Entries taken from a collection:
·····
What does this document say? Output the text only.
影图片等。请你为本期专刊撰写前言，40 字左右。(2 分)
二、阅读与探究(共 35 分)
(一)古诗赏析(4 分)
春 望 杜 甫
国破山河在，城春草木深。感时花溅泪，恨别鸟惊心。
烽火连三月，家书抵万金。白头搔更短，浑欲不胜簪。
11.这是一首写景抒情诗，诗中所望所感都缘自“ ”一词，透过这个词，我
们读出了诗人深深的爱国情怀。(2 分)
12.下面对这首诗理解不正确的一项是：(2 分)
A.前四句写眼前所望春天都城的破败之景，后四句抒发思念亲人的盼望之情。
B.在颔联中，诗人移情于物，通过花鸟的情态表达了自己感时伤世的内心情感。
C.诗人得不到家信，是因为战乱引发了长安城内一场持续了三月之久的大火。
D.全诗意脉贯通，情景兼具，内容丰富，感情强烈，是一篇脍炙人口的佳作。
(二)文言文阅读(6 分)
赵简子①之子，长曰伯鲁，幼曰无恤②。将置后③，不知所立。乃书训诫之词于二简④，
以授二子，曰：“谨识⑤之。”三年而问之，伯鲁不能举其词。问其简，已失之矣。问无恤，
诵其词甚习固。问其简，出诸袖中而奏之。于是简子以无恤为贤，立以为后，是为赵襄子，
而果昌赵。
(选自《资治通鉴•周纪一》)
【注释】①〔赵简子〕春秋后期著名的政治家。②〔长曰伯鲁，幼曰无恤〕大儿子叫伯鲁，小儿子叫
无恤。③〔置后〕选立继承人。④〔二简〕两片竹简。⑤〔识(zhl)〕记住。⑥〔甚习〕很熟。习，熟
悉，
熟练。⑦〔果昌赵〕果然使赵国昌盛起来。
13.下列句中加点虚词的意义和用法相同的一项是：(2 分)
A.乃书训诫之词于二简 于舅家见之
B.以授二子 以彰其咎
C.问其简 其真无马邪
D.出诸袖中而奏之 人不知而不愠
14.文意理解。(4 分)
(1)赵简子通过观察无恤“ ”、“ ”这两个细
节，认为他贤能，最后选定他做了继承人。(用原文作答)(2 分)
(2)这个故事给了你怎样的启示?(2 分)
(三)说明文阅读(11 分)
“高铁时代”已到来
·····
- [YOUR GOAL]:
Retype the whole listing above exactly.

- [RESULT FOR THIS EXERCISE]:
What does this document say? Output the text only.
影图片等。请你为本期专刊撰写前言，40 字左右。(2 分)
二、阅读与探究(共 35 分)
(一)古诗赏析(4 分)
春 望 杜 甫
国破山河在，城春草木深。感时花溅泪，恨别鸟惊心。
烽火连三月，家书抵万金。白头搔更短，浑欲不胜簪。
11.这是一首写景抒情诗，诗中所望所感都缘自“ ”一词，透过这个词，我
们读出了诗人深深的爱国情怀。(2 分)
12.下面对这首诗理解不正确的一项是：(2 分)
A.前四句写眼前所望春天都城的破败之景，后四句抒发思念亲人的盼望之情。
B.在颔联中，诗人移情于物，通过花鸟的情态表达了自己感时伤世的内心情感。
C.诗人得不到家信，是因为战乱引发了长安城内一场持续了三月之久的大火。
D.全诗意脉贯通，情景兼具，内容丰富，感情强烈，是一篇脍炙人口的佳作。
(二)文言文阅读(6 分)
赵简子①之子，长曰伯鲁，幼曰无恤②。将置后③，不知所立。乃书训诫之词于二简④，
以授二子，曰：“谨识⑤之。”三年而问之，伯鲁不能举其词。问其简，已失之矣。问无恤，
诵其词甚习固。问其简，出诸袖中而奏之。于是简子以无恤为贤，立以为后，是为赵襄子，
而果昌赵。
(选自《资治通鉴•周纪一》)
【注释】①〔赵简子〕春秋后期著名的政治家。②〔长曰伯鲁，幼曰无恤〕大儿子叫伯鲁，小儿子叫
无恤。③〔置后〕选立继承人。④〔二简〕两片竹简。⑤〔识(zhl)〕记住。⑥〔甚习〕很熟。习，熟
悉，
熟练。⑦〔果昌赵〕果然使赵国昌盛起来。
13.下列句中加点虚词的意义和用法相同的一项是：(2 分)
A.乃书训诫之词于二简 于舅家见之
B.以授二子 以彰其咎
C.问其简 其真无马邪
D.出诸袖中而奏之 人不知而不愠
14.文意理解。(4 分)
(1)赵简子通过观察无恤“ ”、“ ”这两个细
节，认为他贤能，最后选定他做了继承人。(用原文作答)(2 分)
(2)这个故事给了你怎样的启示?(2 分)
(三)说明文阅读(11 分)
“高铁时代”已到来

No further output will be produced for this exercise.